**EXERCISE BRIEF:** Give every entry again, word for word.

**MATERIAL PROVIDED:**

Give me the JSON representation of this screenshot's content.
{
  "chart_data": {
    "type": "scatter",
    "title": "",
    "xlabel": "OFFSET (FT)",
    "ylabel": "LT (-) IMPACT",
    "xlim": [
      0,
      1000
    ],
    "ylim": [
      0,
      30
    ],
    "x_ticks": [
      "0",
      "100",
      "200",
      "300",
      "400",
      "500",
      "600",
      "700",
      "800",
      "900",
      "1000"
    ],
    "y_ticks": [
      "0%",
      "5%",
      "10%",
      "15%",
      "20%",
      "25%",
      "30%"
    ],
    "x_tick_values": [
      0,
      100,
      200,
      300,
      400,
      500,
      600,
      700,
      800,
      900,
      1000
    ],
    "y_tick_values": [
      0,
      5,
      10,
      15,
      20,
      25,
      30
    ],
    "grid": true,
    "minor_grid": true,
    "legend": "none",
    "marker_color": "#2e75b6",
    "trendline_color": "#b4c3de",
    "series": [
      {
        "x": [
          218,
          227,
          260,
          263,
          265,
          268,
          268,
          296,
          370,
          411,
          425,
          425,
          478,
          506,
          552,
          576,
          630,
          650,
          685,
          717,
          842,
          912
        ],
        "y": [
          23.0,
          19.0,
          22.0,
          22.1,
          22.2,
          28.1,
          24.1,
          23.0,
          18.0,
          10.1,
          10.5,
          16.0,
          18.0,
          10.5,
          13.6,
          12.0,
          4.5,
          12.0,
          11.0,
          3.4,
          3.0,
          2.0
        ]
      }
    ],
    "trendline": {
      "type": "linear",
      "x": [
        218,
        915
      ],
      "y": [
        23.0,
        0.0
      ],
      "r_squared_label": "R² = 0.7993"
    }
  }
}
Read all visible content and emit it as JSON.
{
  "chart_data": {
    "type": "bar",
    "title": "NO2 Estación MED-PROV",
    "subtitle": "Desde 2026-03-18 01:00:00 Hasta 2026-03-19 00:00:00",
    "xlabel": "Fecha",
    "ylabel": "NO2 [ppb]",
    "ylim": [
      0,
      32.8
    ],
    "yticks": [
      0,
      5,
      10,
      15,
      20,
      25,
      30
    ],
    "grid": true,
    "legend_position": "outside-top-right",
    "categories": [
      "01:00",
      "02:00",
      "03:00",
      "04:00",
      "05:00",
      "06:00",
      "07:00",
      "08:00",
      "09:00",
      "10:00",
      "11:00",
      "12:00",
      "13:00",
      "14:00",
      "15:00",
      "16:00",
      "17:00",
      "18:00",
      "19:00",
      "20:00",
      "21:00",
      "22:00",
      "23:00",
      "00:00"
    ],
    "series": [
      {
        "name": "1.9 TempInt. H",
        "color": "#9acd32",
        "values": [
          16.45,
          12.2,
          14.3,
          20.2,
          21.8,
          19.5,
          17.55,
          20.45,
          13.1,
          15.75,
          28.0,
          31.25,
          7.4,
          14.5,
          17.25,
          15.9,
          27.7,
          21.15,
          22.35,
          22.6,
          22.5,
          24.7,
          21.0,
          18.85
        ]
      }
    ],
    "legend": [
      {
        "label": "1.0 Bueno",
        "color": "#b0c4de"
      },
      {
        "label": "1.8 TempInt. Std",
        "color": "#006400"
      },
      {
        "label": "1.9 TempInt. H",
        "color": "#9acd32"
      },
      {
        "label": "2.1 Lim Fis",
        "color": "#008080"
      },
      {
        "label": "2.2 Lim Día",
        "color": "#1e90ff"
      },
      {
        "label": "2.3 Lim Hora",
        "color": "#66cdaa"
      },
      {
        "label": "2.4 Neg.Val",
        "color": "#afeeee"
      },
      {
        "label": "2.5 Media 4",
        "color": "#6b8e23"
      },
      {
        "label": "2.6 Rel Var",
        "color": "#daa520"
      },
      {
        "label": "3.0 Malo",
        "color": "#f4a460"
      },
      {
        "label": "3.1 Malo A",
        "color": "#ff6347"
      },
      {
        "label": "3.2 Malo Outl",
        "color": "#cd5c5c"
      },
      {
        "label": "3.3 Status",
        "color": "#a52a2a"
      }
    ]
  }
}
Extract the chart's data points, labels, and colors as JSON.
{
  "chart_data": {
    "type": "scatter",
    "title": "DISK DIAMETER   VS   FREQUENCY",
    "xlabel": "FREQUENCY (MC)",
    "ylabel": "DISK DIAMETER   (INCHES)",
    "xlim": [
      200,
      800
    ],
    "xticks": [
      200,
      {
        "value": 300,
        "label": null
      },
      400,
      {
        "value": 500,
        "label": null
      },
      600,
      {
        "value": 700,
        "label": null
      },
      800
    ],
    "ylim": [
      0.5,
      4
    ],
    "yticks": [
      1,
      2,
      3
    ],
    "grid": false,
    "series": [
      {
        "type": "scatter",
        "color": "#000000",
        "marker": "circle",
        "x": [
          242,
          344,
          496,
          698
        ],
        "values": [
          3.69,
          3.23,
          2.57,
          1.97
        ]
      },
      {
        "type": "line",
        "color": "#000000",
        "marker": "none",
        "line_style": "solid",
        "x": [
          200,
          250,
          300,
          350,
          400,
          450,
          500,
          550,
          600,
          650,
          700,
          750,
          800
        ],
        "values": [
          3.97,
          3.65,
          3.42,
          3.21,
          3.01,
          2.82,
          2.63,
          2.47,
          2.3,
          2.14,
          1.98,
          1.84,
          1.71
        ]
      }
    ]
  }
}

**THE REPLY:**
Give me the JSON representation of this screenshot's content.
{
  "chart_data": {
    "type": "scatter",
    "title": "",
    "xlabel": "OFFSET (FT)",
    "ylabel": "LT (-) IMPACT",
    "xlim": [
      0,
      1000
    ],
    "ylim": [
      0,
      30
    ],
    "x_ticks": [
      "0",
      "100",
      "200",
      "300",
      "400",
      "500",
      "600",
      "700",
      "800",
      "900",
      "1000"
    ],
    "y_ticks": [
      "0%",
      "5%",
      "10%",
      "15%",
      "20%",
      "25%",
      "30%"
    ],
    "x_tick_values": [
      0,
      100,
      200,
      300,
      400,
      500,
      600,
      700,
      800,
      900,
      1000
    ],
    "y_tick_values": [
      0,
      5,
      10,
      15,
      20,
      25,
      30
    ],
    "grid": true,
    "minor_grid": true,
    "legend": "none",
    "marker_color": "#2e75b6",
    "trendline_color": "#b4c3de",
    "series": [
      {
        "x": [
          218,
          227,
          260,
          263,
          265,
          268,
          268,
          296,
          370,
          411,
          425,
          425,
          478,
          506,
          552,
          576,
          630,
          650,
          685,
          717,
          842,
          912
        ],
        "y": [
          23.0,
          19.0,
          22.0,
          22.1,
          22.2,
          28.1,
          24.1,
          23.0,
          18.0,
          10.1,
          10.5,
          16.0,
          18.0,
          10.5,
          13.6,
          12.0,
          4.5,
          12.0,
          11.0,
          3.4,
          3.0,
          2.0
        ]
      }
    ],
    "trendline": {
      "type": "linear",
      "x": [
        218,
        915
      ],
      "y": [
        23.0,
        0.0
      ],
      "r_squared_label": "R² = 0.7993"
    }
  }
}
Read all visible content and emit it as JSON.
{
  "chart_data": {
    "type": "bar",
    "title": "NO2 Estación MED-PROV",
    "subtitle": "Desde 2026-03-18 01:00:00 Hasta 2026-03-19 00:00:00",
    "xlabel": "Fecha",
    "ylabel": "NO2 [ppb]",
    "ylim": [
      0,
      32.8
    ],
    "yticks": [
      0,
      5,
      10,
      15,
      20,
      25,
      30
    ],
    "grid": true,
    "legend_position": "outside-top-right",
    "categories": [
      "01:00",
      "02:00",
      "03:00",
      "04:00",
      "05:00",
      "06:00",
      "07:00",
      "08:00",
      "09:00",
      "10:00",
      "11:00",
      "12:00",
      "13:00",
      "14:00",
      "15:00",
      "16:00",
      "17:00",
      "18:00",
      "19:00",
      "20:00",
      "21:00",
      "22:00",
      "23:00",
      "00:00"
    ],
    "series": [
      {
        "name": "1.9 TempInt. H",
        "color": "#9acd32",
        "values": [
          16.45,
          12.2,
          14.3,
          20.2,
          21.8,
          19.5,
          17.55,
          20.45,
          13.1,
          15.75,
          28.0,
          31.25,
          7.4,
          14.5,
          17.25,
          15.9,
          27.7,
          21.15,
          22.35,
          22.6,
          22.5,
          24.7,
          21.0,
          18.85
        ]
      }
    ],
    "legend": [
      {
        "label": "1.0 Bueno",
        "color": "#b0c4de"
      },
      {
        "label": "1.8 TempInt. Std",
        "color": "#006400"
      },
      {
        "label": "1.9 TempInt. H",
        "color": "#9acd32"
      },
      {
        "label": "2.1 Lim Fis",
        "color": "#008080"
      },
      {
        "label": "2.2 Lim Día",
        "color": "#1e90ff"
      },
      {
        "label": "2.3 Lim Hora",
        "color": "#66cdaa"
      },
      {
        "label": "2.4 Neg.Val",
        "color": "#afeeee"
      },
      {
        "label": "2.5 Media 4",
        "color": "#6b8e23"
      },
      {
        "label": "2.6 Rel Var",
        "color": "#daa520"
      },
      {
        "label": "3.0 Malo",
        "color": "#f4a460"
      },
      {
        "label": "3.1 Malo A",
        "color": "#ff6347"
      },
      {
        "label": "3.2 Malo Outl",
        "color": "#cd5c5c"
      },
      {
        "label": "3.3 Status",
        "color": "#a52a2a"
      }
    ]
  }
}
Extract the chart's data points, labels, and colors as JSON.
{
  "chart_data": {
    "type": "scatter",
    "title": "DISK DIAMETER   VS   FREQUENCY",
    "xlabel": "FREQUENCY (MC)",
    "ylabel": "DISK DIAMETER   (INCHES)",
    "xlim": [
      200,
      800
    ],
    "xticks": [
      200,
      {
        "value": 300,
        "label": null
      },
      400,
      {
        "value": 500,
        "label": null
      },
      600,
      {
        "value": 700,
        "label": null
      },
      800
    ],
    "ylim": [
      0.5,
      4
    ],
    "yticks": [
      1,
      2,
      3
    ],
    "grid": false,
    "series": [
      {
        "type": "scatter",
        "color": "#000000",
        "marker": "circle",
        "x": [
          242,
          344,
          496,
          698
        ],
        "values": [
          3.69,
          3.23,
          2.57,
          1.97
        ]
      },
      {
        "type": "line",
        "color": "#000000",
        "marker": "none",
        "line_style": "solid",
        "x": [
          200,
          250,
          300,
          350,
          400,
          450,
          500,
          550,
          600,
          650,
          700,
          750,
          800
        ],
        "values": [
          3.97,
          3.65,
          3.42,
          3.21,
          3.01,
          2.82,
          2.63,
          2.47,
          2.3,
          2.14,
          1.98,
          1.84,
          1.71
        ]
      }
    ]
  }
}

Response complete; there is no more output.